Your task is to reproduce the entries below word for word.
========
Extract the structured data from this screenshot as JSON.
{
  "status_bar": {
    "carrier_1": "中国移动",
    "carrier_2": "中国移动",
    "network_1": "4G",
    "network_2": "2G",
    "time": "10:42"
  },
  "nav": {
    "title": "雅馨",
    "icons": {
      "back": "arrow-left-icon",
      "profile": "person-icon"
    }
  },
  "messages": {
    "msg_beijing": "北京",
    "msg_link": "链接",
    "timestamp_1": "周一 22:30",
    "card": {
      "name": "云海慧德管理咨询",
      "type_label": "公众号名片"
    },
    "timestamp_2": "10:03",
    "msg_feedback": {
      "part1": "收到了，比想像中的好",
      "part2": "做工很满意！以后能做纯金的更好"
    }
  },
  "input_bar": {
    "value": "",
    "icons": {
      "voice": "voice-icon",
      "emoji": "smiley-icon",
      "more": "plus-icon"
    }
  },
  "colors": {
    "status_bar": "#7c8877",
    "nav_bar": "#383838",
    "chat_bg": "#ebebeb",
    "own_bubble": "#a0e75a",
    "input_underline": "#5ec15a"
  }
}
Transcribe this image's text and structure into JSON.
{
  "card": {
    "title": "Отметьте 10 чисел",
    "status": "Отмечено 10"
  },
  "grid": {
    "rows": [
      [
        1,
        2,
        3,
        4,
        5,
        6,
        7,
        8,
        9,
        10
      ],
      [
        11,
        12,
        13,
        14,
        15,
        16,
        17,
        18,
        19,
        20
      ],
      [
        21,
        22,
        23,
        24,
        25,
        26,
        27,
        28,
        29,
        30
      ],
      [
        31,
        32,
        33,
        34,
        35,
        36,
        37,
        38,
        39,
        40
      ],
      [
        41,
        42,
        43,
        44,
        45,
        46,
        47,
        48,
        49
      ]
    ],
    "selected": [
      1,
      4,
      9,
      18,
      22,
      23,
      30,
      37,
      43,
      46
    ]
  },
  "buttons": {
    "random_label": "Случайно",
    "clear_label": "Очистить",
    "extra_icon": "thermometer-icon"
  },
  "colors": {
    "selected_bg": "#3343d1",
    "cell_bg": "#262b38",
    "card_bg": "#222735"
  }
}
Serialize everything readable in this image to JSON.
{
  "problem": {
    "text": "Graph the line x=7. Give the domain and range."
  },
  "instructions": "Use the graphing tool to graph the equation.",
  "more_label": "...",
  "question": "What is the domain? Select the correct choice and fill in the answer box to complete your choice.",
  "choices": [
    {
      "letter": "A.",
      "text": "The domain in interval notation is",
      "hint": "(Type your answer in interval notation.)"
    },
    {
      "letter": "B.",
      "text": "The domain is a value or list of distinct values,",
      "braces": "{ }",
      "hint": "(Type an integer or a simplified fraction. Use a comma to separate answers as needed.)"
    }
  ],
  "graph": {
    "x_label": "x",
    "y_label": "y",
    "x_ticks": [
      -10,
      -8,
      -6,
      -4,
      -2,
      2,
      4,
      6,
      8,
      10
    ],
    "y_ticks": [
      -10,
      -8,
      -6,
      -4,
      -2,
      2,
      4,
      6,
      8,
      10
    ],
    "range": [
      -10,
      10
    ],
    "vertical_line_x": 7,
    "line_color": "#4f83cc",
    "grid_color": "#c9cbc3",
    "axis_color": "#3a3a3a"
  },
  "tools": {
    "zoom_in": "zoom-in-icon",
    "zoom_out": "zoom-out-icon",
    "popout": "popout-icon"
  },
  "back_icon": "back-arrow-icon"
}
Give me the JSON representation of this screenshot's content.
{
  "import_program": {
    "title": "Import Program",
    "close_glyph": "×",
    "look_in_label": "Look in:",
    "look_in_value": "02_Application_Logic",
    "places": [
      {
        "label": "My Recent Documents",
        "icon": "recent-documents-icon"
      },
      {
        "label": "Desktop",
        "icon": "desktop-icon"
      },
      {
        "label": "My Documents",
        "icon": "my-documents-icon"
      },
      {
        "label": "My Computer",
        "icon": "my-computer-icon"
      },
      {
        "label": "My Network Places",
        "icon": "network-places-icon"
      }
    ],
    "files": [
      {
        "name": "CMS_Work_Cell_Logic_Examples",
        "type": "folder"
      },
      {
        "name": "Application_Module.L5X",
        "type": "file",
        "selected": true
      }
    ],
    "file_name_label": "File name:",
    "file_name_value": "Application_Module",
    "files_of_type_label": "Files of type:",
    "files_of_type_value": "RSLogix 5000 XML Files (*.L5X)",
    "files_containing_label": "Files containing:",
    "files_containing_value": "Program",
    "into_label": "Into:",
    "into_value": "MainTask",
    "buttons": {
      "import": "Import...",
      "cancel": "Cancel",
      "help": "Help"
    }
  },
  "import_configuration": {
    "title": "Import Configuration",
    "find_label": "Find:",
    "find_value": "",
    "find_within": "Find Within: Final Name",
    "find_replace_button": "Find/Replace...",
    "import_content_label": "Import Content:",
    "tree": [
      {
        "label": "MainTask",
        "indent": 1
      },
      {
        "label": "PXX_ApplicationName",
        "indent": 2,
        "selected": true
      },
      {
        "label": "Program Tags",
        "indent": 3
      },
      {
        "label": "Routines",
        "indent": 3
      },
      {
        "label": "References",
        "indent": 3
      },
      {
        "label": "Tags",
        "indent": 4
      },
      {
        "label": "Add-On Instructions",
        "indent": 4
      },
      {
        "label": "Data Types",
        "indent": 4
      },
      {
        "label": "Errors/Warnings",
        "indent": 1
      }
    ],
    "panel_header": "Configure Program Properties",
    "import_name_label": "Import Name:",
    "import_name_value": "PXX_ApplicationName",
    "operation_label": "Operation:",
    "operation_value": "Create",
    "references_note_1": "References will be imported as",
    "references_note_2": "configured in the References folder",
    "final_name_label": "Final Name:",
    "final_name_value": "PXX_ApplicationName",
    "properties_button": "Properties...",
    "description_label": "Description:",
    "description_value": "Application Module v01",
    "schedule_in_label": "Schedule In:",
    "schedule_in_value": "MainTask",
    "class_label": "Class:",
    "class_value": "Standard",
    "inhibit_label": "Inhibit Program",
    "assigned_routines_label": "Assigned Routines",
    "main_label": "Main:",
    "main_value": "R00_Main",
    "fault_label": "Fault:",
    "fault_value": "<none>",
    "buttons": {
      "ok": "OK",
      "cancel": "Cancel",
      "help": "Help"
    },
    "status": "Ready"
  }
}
========
OUTPUT OF THE EXERCISE>
Extract the structured data from this screenshot as JSON.
{
  "status_bar": {
    "carrier_1": "中国移动",
    "carrier_2": "中国移动",
    "network_1": "4G",
    "network_2": "2G",
    "time": "10:42"
  },
  "nav": {
    "title": "雅馨",
    "icons": {
      "back": "arrow-left-icon",
      "profile": "person-icon"
    }
  },
  "messages": {
    "msg_beijing": "北京",
    "msg_link": "链接",
    "timestamp_1": "周一 22:30",
    "card": {
      "name": "云海慧德管理咨询",
      "type_label": "公众号名片"
    },
    "timestamp_2": "10:03",
    "msg_feedback": {
      "part1": "收到了，比想像中的好",
      "part2": "做工很满意！以后能做纯金的更好"
    }
  },
  "input_bar": {
    "value": "",
    "icons": {
      "voice": "voice-icon",
      "emoji": "smiley-icon",
      "more": "plus-icon"
    }
  },
  "colors": {
    "status_bar": "#7c8877",
    "nav_bar": "#383838",
    "chat_bg": "#ebebeb",
    "own_bubble": "#a0e75a",
    "input_underline": "#5ec15a"
  }
}
Transcribe this image's text and structure into JSON.
{
  "card": {
    "title": "Отметьте 10 чисел",
    "status": "Отмечено 10"
  },
  "grid": {
    "rows": [
      [
        1,
        2,
        3,
        4,
        5,
        6,
        7,
        8,
        9,
        10
      ],
      [
        11,
        12,
        13,
        14,
        15,
        16,
        17,
        18,
        19,
        20
      ],
      [
        21,
        22,
        23,
        24,
        25,
        26,
        27,
        28,
        29,
        30
      ],
      [
        31,
        32,
        33,
        34,
        35,
        36,
        37,
        38,
        39,
        40
      ],
      [
        41,
        42,
        43,
        44,
        45,
        46,
        47,
        48,
        49
      ]
    ],
    "selected": [
      1,
      4,
      9,
      18,
      22,
      23,
      30,
      37,
      43,
      46
    ]
  },
  "buttons": {
    "random_label": "Случайно",
    "clear_label": "Очистить",
    "extra_icon": "thermometer-icon"
  },
  "colors": {
    "selected_bg": "#3343d1",
    "cell_bg": "#262b38",
    "card_bg": "#222735"
  }
}
Serialize everything readable in this image to JSON.
{
  "problem": {
    "text": "Graph the line x=7. Give the domain and range."
  },
  "instructions": "Use the graphing tool to graph the equation.",
  "more_label": "...",
  "question": "What is the domain? Select the correct choice and fill in the answer box to complete your choice.",
  "choices": [
    {
      "letter": "A.",
      "text": "The domain in interval notation is",
      "hint": "(Type your answer in interval notation.)"
    },
    {
      "letter": "B.",
      "text": "The domain is a value or list of distinct values,",
      "braces": "{ }",
      "hint": "(Type an integer or a simplified fraction. Use a comma to separate answers as needed.)"
    }
  ],
  "graph": {
    "x_label": "x",
    "y_label": "y",
    "x_ticks": [
      -10,
      -8,
      -6,
      -4,
      -2,
      2,
      4,
      6,
      8,
      10
    ],
    "y_ticks": [
      -10,
      -8,
      -6,
      -4,
      -2,
      2,
      4,
      6,
      8,
      10
    ],
    "range": [
      -10,
      10
    ],
    "vertical_line_x": 7,
    "line_color": "#4f83cc",
    "grid_color": "#c9cbc3",
    "axis_color": "#3a3a3a"
  },
  "tools": {
    "zoom_in": "zoom-in-icon",
    "zoom_out": "zoom-out-icon",
    "popout": "popout-icon"
  },
  "back_icon": "back-arrow-icon"
}
Give me the JSON representation of this screenshot's content.
{
  "import_program": {
    "title": "Import Program",
    "close_glyph": "×",
    "look_in_label": "Look in:",
    "look_in_value": "02_Application_Logic",
    "places": [
      {
        "label": "My Recent Documents",
        "icon": "recent-documents-icon"
      },
      {
        "label": "Desktop",
        "icon": "desktop-icon"
      },
      {
        "label": "My Documents",
        "icon": "my-documents-icon"
      },
      {
        "label": "My Computer",
        "icon": "my-computer-icon"
      },
      {
        "label": "My Network Places",
        "icon": "network-places-icon"
      }
    ],
    "files": [
      {
        "name": "CMS_Work_Cell_Logic_Examples",
        "type": "folder"
      },
      {
        "name": "Application_Module.L5X",
        "type": "file",
        "selected": true
      }
    ],
    "file_name_label": "File name:",
    "file_name_value": "Application_Module",
    "files_of_type_label": "Files of type:",
    "files_of_type_value": "RSLogix 5000 XML Files (*.L5X)",
    "files_containing_label": "Files containing:",
    "files_containing_value": "Program",
    "into_label": "Into:",
    "into_value": "MainTask",
    "buttons": {
      "import": "Import...",
      "cancel": "Cancel",
      "help": "Help"
    }
  },
  "import_configuration": {
    "title": "Import Configuration",
    "find_label": "Find:",
    "find_value": "",
    "find_within": "Find Within: Final Name",
    "find_replace_button": "Find/Replace...",
    "import_content_label": "Import Content:",
    "tree": [
      {
        "label": "MainTask",
        "indent": 1
      },
      {
        "label": "PXX_ApplicationName",
        "indent": 2,
        "selected": true
      },
      {
        "label": "Program Tags",
        "indent": 3
      },
      {
        "label": "Routines",
        "indent": 3
      },
      {
        "label": "References",
        "indent": 3
      },
      {
        "label": "Tags",
        "indent": 4
      },
      {
        "label": "Add-On Instructions",
        "indent": 4
      },
      {
        "label": "Data Types",
        "indent": 4
      },
      {
        "label": "Errors/Warnings",
        "indent": 1
      }
    ],
    "panel_header": "Configure Program Properties",
    "import_name_label": "Import Name:",
    "import_name_value": "PXX_ApplicationName",
    "operation_label": "Operation:",
    "operation_value": "Create",
    "references_note_1": "References will be imported as",
    "references_note_2": "configured in the References folder",
    "final_name_label": "Final Name:",
    "final_name_value": "PXX_ApplicationName",
    "properties_button": "Properties...",
    "description_label": "Description:",
    "description_value": "Application Module v01",
    "schedule_in_label": "Schedule In:",
    "schedule_in_value": "MainTask",
    "class_label": "Class:",
    "class_value": "Standard",
    "inhibit_label": "Inhibit Program",
    "assigned_routines_label": "Assigned Routines",
    "main_label": "Main:",
    "main_value": "R00_Main",
    "fault_label": "Fault:",
    "fault_value": "<none>",
    "buttons": {
      "ok": "OK",
      "cancel": "Cancel",
      "help": "Help"
    },
    "status": "Ready"
  }
}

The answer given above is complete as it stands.